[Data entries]
☆ ☆ ☆ ☆

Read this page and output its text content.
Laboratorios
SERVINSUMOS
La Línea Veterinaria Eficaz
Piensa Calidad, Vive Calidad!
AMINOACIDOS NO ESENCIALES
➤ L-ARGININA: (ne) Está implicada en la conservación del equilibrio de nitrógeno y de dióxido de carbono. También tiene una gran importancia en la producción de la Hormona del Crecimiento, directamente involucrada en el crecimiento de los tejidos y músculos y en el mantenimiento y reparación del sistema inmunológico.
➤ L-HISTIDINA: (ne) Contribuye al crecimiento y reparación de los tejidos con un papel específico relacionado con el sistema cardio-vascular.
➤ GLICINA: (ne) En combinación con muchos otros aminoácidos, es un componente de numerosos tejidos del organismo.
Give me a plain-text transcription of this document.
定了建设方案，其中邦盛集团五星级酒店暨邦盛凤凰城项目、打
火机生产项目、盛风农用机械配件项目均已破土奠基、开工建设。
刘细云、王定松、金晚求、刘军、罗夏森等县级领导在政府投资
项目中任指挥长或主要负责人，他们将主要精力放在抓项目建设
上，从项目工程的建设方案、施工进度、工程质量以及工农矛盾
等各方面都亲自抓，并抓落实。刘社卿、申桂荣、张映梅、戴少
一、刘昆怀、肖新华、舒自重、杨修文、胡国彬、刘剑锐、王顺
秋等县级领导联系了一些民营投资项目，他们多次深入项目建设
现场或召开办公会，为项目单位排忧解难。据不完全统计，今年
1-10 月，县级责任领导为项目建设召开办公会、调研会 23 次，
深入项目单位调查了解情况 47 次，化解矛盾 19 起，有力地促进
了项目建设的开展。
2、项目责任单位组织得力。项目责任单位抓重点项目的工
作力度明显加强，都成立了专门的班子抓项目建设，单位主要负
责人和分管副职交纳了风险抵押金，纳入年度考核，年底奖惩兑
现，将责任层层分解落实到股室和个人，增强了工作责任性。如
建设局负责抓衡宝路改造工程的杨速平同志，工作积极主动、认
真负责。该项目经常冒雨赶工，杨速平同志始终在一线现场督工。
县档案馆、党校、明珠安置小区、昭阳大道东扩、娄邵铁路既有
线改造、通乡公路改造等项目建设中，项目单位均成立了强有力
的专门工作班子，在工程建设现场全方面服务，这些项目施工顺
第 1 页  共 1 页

☆ ☆ ☆ ☆

▶ PROBLEM TO SOLVE:
Extract all of the data above without altering anything.

▶ OUTPUT OF THE TASK:
Read this page and output its text content.
Laboratorios
SERVINSUMOS
La Línea Veterinaria Eficaz
Piensa Calidad, Vive Calidad!
AMINOACIDOS NO ESENCIALES
➤ L-ARGININA: (ne) Está implicada en la conservación del equilibrio de nitrógeno y de dióxido de carbono. También tiene una gran importancia en la producción de la Hormona del Crecimiento, directamente involucrada en el crecimiento de los tejidos y músculos y en el mantenimiento y reparación del sistema inmunológico.
➤ L-HISTIDINA: (ne) Contribuye al crecimiento y reparación de los tejidos con un papel específico relacionado con el sistema cardio-vascular.
➤ GLICINA: (ne) En combinación con muchos otros aminoácidos, es un componente de numerosos tejidos del organismo.
Give me a plain-text transcription of this document.
定了建设方案，其中邦盛集团五星级酒店暨邦盛凤凰城项目、打
火机生产项目、盛风农用机械配件项目均已破土奠基、开工建设。
刘细云、王定松、金晚求、刘军、罗夏森等县级领导在政府投资
项目中任指挥长或主要负责人，他们将主要精力放在抓项目建设
上，从项目工程的建设方案、施工进度、工程质量以及工农矛盾
等各方面都亲自抓，并抓落实。刘社卿、申桂荣、张映梅、戴少
一、刘昆怀、肖新华、舒自重、杨修文、胡国彬、刘剑锐、王顺
秋等县级领导联系了一些民营投资项目，他们多次深入项目建设
现场或召开办公会，为项目单位排忧解难。据不完全统计，今年
1-10 月，县级责任领导为项目建设召开办公会、调研会 23 次，
深入项目单位调查了解情况 47 次，化解矛盾 19 起，有力地促进
了项目建设的开展。
2、项目责任单位组织得力。项目责任单位抓重点项目的工
作力度明显加强，都成立了专门的班子抓项目建设，单位主要负
责人和分管副职交纳了风险抵押金，纳入年度考核，年底奖惩兑
现，将责任层层分解落实到股室和个人，增强了工作责任性。如
建设局负责抓衡宝路改造工程的杨速平同志，工作积极主动、认
真负责。该项目经常冒雨赶工，杨速平同志始终在一线现场督工。
县档案馆、党校、明珠安置小区、昭阳大道东扩、娄邵铁路既有
线改造、通乡公路改造等项目建设中，项目单位均成立了强有力
的专门工作班子，在工程建设现场全方面服务，这些项目施工顺
第 1 页  共 1 页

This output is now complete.